## YOUR TASK
Look through the data below. Collect every line where the word "JSON" occurs.

--- begin ---

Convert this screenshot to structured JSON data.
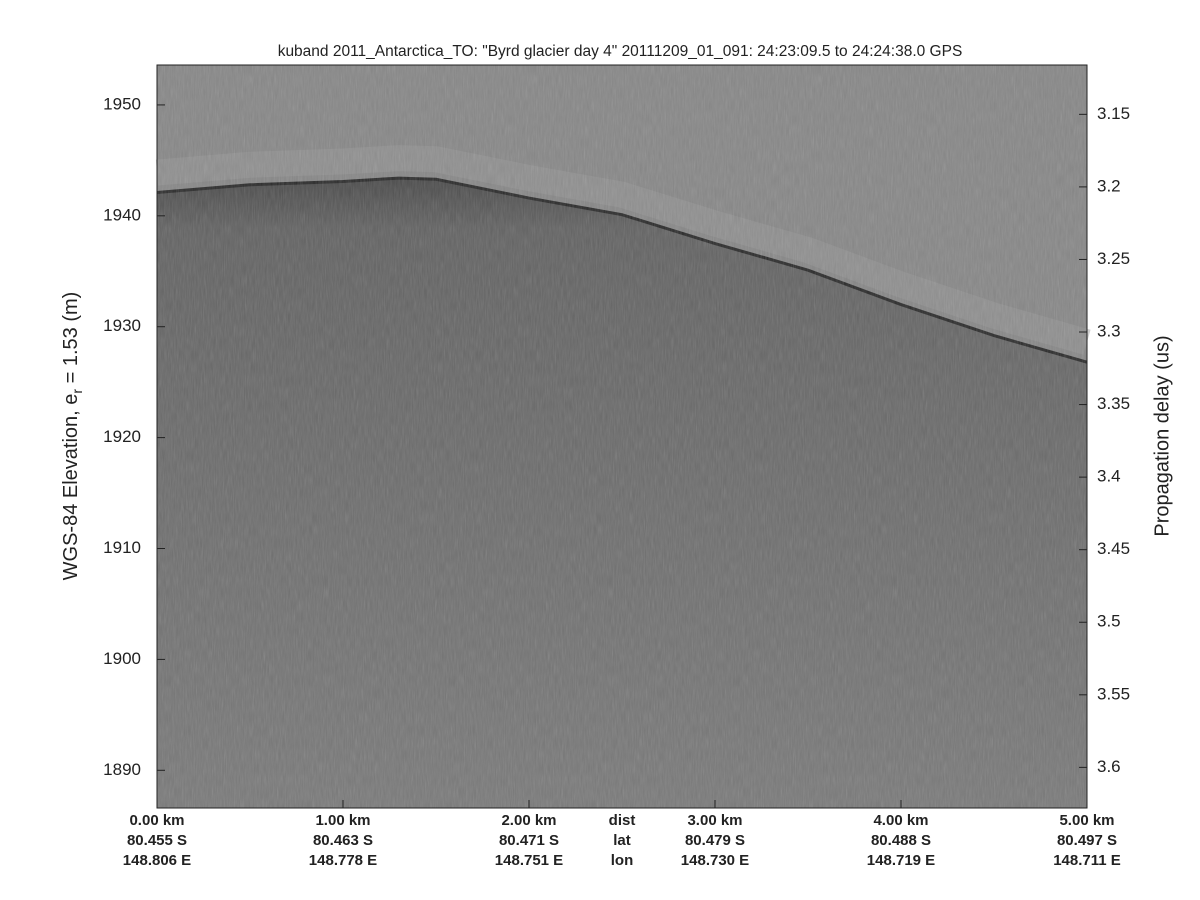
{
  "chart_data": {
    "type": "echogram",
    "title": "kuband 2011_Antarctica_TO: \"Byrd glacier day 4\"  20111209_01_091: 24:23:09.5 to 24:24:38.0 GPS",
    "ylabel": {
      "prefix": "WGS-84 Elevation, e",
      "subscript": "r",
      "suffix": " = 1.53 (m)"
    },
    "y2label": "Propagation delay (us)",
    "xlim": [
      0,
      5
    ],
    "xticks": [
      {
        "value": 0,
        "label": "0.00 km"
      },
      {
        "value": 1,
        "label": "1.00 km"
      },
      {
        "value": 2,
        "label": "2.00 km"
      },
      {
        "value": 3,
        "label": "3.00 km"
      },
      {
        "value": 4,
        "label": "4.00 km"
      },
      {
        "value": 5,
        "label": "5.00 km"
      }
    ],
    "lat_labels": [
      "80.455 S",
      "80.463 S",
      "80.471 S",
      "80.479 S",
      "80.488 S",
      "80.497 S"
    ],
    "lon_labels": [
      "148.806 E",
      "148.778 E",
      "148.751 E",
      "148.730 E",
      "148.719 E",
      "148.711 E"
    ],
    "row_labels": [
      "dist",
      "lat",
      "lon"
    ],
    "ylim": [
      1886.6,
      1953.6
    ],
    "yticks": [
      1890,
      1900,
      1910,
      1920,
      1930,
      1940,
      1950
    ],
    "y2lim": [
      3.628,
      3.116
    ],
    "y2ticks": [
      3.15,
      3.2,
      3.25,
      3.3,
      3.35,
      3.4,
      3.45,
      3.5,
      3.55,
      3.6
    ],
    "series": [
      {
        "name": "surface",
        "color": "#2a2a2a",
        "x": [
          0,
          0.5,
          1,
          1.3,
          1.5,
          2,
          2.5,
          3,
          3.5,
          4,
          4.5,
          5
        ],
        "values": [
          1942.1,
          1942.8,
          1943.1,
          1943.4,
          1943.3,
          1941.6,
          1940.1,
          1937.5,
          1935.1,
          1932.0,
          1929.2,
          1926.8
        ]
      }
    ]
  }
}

--- end ---
--- begin ---

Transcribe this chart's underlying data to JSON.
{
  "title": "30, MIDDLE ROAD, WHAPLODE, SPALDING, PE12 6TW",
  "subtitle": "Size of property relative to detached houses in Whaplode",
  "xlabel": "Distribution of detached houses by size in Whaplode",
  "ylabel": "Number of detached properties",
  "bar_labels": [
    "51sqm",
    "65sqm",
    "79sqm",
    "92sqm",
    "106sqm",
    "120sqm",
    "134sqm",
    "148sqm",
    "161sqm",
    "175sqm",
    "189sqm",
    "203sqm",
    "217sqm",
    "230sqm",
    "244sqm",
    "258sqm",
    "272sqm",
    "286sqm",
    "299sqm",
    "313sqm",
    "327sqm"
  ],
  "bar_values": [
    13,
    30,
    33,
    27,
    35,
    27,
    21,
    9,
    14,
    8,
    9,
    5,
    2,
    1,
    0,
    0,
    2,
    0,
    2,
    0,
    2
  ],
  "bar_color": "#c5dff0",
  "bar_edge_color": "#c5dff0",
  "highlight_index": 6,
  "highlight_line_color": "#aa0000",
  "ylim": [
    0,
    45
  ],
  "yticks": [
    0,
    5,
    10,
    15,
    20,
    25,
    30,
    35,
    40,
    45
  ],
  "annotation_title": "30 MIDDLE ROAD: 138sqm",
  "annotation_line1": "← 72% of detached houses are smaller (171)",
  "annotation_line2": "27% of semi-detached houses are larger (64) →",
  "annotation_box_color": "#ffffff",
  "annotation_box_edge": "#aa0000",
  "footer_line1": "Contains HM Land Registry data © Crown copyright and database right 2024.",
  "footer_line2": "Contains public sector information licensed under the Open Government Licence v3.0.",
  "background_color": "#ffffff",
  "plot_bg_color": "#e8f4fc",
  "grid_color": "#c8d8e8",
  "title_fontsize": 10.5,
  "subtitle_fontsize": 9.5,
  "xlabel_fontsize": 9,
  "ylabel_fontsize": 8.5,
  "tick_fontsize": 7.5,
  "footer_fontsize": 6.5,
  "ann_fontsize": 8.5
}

--- end ---

## ANSWER FOR THIS EXERCISE
Convert this screenshot to structured JSON data.
Transcribe this chart's underlying data to JSON.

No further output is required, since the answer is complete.